Dataset entries |

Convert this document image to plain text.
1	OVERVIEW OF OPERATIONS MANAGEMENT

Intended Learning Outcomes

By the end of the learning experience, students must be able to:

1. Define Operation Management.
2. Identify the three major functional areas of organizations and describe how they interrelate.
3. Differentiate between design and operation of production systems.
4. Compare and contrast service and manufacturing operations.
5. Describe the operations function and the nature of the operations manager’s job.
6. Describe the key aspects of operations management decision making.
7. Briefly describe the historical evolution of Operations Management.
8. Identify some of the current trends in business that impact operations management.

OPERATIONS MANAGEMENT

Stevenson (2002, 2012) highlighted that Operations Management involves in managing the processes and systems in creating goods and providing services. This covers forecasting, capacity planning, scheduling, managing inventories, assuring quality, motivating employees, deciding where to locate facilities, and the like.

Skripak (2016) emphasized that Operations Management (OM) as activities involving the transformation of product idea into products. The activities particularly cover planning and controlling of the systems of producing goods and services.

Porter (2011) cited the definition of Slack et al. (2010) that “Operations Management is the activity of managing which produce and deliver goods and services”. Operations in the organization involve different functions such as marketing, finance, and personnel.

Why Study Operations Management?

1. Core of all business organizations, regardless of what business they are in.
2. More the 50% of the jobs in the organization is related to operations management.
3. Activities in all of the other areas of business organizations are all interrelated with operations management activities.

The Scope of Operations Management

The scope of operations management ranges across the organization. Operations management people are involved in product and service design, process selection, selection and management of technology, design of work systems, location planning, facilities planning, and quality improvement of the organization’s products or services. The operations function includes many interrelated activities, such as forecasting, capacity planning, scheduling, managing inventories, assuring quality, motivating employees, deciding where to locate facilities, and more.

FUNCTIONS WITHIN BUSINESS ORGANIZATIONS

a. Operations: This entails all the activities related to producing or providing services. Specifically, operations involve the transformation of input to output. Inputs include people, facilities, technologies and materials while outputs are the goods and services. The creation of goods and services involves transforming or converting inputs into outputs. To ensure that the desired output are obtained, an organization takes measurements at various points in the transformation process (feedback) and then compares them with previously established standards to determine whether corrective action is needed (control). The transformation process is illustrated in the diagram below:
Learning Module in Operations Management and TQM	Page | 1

Description of the task | Extract the entries above verbatim.

Correct answer |
Convert this document image to plain text.
1	OVERVIEW OF OPERATIONS MANAGEMENT

Intended Learning Outcomes

By the end of the learning experience, students must be able to:

1. Define Operation Management.
2. Identify the three major functional areas of organizations and describe how they interrelate.
3. Differentiate between design and operation of production systems.
4. Compare and contrast service and manufacturing operations.
5. Describe the operations function and the nature of the operations manager’s job.
6. Describe the key aspects of operations management decision making.
7. Briefly describe the historical evolution of Operations Management.
8. Identify some of the current trends in business that impact operations management.

OPERATIONS MANAGEMENT

Stevenson (2002, 2012) highlighted that Operations Management involves in managing the processes and systems in creating goods and providing services. This covers forecasting, capacity planning, scheduling, managing inventories, assuring quality, motivating employees, deciding where to locate facilities, and the like.

Skripak (2016) emphasized that Operations Management (OM) as activities involving the transformation of product idea into products. The activities particularly cover planning and controlling of the systems of producing goods and services.

Porter (2011) cited the definition of Slack et al. (2010) that “Operations Management is the activity of managing which produce and deliver goods and services”. Operations in the organization involve different functions such as marketing, finance, and personnel.

Why Study Operations Management?

1. Core of all business organizations, regardless of what business they are in.
2. More the 50% of the jobs in the organization is related to operations management.
3. Activities in all of the other areas of business organizations are all interrelated with operations management activities.

The Scope of Operations Management

The scope of operations management ranges across the organization. Operations management people are involved in product and service design, process selection, selection and management of technology, design of work systems, location planning, facilities planning, and quality improvement of the organization’s products or services. The operations function includes many interrelated activities, such as forecasting, capacity planning, scheduling, managing inventories, assuring quality, motivating employees, deciding where to locate facilities, and more.

FUNCTIONS WITHIN BUSINESS ORGANIZATIONS

a. Operations: This entails all the activities related to producing or providing services. Specifically, operations involve the transformation of input to output. Inputs include people, facilities, technologies and materials while outputs are the goods and services. The creation of goods and services involves transforming or converting inputs into outputs. To ensure that the desired output are obtained, an organization takes measurements at various points in the transformation process (feedback) and then compares them with previously established standards to determine whether corrective action is needed (control). The transformation process is illustrated in the diagram below:
Learning Module in Operations Management and TQM	Page | 1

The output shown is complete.